**SUPPLIED RECORDS**
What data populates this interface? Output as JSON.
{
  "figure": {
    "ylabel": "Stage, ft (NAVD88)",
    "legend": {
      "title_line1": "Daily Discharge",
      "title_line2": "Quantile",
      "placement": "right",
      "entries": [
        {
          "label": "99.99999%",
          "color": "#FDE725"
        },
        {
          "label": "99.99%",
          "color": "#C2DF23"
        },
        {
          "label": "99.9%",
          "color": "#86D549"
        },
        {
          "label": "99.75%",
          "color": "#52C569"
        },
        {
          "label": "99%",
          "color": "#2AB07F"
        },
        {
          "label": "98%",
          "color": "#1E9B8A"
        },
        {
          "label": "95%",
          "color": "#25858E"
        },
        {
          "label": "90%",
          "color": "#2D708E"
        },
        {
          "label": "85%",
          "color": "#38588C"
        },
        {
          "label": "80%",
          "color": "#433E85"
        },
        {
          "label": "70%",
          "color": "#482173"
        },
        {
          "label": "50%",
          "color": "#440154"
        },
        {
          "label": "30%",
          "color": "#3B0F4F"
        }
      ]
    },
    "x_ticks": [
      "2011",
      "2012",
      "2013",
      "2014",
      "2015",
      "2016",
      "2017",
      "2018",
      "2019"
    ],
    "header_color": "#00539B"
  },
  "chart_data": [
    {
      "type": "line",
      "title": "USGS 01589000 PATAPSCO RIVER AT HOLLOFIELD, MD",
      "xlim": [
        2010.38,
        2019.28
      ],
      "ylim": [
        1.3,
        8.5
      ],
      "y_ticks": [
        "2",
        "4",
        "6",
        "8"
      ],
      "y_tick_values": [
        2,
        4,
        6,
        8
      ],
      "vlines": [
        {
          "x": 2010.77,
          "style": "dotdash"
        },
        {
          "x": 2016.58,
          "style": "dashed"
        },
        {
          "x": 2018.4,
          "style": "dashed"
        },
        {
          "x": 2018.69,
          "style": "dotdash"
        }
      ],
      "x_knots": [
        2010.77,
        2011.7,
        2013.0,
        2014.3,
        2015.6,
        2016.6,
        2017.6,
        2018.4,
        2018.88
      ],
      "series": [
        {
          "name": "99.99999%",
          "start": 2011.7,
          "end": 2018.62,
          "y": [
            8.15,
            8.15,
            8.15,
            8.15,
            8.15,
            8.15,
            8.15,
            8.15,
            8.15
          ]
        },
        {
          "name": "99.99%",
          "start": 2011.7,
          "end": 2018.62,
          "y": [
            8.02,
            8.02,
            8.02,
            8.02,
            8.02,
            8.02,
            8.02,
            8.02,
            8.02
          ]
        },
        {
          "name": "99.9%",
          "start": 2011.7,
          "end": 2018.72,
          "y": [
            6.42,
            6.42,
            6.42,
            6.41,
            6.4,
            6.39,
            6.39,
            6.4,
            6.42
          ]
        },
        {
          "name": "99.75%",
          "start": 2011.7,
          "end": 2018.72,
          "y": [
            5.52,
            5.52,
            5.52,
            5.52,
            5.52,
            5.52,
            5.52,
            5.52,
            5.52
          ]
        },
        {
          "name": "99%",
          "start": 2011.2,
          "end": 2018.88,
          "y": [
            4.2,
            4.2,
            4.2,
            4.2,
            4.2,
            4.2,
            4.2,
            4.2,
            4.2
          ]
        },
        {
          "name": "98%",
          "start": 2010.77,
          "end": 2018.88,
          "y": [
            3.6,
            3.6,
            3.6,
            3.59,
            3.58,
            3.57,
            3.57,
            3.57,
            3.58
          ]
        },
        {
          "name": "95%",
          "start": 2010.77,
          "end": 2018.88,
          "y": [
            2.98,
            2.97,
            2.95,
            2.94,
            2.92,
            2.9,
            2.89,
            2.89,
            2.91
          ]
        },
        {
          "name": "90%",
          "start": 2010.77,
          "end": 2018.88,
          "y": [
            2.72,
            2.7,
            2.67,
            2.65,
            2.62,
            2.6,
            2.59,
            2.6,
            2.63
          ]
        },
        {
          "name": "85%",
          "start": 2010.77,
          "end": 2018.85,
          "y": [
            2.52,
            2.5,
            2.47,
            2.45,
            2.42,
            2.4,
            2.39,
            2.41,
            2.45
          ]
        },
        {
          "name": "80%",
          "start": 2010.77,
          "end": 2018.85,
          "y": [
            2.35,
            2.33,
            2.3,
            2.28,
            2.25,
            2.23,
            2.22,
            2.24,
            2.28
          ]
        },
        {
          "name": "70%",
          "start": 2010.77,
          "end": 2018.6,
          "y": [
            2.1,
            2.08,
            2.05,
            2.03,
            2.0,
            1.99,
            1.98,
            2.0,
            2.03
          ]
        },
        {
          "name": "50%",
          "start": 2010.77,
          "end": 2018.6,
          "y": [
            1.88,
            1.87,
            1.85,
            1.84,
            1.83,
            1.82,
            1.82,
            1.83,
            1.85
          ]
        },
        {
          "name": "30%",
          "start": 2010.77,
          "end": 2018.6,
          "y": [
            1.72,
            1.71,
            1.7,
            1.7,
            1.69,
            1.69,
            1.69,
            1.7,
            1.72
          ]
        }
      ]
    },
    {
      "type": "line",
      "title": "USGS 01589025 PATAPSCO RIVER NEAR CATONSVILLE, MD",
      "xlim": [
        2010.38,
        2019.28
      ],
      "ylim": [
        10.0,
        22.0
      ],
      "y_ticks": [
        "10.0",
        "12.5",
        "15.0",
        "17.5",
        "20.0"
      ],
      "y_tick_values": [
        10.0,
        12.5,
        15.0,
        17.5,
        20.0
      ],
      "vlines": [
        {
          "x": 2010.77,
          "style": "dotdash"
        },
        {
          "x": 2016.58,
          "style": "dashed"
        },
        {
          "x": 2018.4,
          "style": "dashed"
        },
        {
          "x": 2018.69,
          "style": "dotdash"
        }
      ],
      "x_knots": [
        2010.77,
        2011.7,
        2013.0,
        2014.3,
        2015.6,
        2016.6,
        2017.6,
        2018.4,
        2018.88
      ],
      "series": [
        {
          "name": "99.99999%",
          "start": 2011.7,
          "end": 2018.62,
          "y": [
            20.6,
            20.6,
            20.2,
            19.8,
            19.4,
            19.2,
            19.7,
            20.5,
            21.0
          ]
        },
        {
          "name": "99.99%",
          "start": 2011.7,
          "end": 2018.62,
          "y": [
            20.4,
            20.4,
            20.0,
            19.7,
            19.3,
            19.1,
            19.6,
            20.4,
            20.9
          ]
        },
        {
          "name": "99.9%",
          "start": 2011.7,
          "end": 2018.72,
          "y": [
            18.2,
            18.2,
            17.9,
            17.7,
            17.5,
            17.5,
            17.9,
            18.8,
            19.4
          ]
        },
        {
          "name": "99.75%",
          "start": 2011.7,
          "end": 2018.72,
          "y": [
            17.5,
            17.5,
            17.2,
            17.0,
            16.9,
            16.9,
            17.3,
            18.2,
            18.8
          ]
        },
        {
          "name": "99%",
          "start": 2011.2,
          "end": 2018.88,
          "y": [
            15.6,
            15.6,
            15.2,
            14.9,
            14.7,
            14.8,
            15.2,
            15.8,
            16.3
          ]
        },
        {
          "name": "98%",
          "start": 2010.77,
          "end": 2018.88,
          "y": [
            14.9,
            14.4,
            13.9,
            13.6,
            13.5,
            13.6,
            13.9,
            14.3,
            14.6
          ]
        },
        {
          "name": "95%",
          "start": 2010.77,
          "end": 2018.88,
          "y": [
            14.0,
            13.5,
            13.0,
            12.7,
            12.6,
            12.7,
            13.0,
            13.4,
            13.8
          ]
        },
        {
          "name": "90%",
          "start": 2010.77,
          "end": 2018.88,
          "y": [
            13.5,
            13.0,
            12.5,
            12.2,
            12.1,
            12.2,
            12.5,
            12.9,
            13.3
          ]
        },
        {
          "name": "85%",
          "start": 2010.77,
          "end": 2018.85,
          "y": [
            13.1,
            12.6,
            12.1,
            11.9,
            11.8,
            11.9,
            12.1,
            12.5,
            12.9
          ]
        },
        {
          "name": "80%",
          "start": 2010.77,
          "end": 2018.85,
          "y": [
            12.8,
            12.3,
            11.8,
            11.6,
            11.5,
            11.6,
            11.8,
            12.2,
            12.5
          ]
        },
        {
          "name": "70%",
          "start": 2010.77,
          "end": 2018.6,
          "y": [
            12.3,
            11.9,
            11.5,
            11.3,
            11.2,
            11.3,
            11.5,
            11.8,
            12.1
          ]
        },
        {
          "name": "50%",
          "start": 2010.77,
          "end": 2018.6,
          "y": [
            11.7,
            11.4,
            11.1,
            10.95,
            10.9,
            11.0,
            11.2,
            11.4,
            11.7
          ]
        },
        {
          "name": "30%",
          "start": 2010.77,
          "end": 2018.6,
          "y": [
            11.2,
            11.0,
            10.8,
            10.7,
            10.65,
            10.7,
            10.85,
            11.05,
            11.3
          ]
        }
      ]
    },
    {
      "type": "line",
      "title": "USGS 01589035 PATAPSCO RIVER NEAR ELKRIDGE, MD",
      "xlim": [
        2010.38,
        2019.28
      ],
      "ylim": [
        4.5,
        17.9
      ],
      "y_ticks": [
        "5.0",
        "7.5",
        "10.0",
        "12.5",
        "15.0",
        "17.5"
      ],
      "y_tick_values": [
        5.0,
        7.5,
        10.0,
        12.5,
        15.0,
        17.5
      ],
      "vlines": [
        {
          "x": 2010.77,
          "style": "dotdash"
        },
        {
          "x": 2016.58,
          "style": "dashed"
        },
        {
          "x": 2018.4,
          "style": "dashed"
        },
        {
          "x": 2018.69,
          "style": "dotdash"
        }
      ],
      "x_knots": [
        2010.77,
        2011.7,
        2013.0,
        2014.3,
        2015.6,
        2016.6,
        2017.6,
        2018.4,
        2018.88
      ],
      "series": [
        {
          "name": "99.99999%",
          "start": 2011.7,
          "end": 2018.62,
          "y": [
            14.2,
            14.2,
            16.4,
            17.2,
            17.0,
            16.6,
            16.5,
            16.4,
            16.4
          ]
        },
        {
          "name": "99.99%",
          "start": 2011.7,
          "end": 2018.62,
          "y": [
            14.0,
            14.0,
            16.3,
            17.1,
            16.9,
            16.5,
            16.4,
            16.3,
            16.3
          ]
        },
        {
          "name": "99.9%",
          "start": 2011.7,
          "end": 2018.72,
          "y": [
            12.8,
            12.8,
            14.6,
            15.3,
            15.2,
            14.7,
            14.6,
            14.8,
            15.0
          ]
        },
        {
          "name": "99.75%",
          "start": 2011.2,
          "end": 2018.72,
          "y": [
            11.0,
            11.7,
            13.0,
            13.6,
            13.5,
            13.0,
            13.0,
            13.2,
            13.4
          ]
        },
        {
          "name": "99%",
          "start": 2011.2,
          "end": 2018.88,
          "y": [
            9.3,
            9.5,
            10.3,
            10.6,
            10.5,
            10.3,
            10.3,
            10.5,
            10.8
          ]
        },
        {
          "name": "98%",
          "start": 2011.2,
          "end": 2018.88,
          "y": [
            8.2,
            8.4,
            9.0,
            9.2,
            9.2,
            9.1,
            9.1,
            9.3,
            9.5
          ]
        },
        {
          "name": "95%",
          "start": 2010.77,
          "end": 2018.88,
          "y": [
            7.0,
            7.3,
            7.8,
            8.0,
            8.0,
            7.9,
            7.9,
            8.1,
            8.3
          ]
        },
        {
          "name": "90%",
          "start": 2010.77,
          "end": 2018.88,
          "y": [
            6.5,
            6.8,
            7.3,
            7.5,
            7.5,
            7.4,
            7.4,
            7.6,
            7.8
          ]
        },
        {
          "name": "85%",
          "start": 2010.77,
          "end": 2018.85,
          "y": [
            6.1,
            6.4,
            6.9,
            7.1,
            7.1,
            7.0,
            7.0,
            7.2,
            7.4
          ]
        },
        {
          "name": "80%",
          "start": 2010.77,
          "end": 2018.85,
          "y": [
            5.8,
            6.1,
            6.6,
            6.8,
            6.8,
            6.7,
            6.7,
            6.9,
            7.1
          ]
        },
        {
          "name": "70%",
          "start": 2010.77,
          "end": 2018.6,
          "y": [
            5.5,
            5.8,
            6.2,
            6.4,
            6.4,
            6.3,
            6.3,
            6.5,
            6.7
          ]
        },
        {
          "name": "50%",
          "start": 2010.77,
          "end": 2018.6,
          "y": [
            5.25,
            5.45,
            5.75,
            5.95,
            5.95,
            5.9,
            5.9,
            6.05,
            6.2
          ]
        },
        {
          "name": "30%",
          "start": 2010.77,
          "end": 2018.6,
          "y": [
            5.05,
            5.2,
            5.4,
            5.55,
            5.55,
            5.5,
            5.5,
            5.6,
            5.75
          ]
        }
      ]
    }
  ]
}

**WORK TO COMPLETE**
Using the listing above, state the number of lines that hold "PATAPSCO", with no other text.

**SOLVED EXERCISE**
3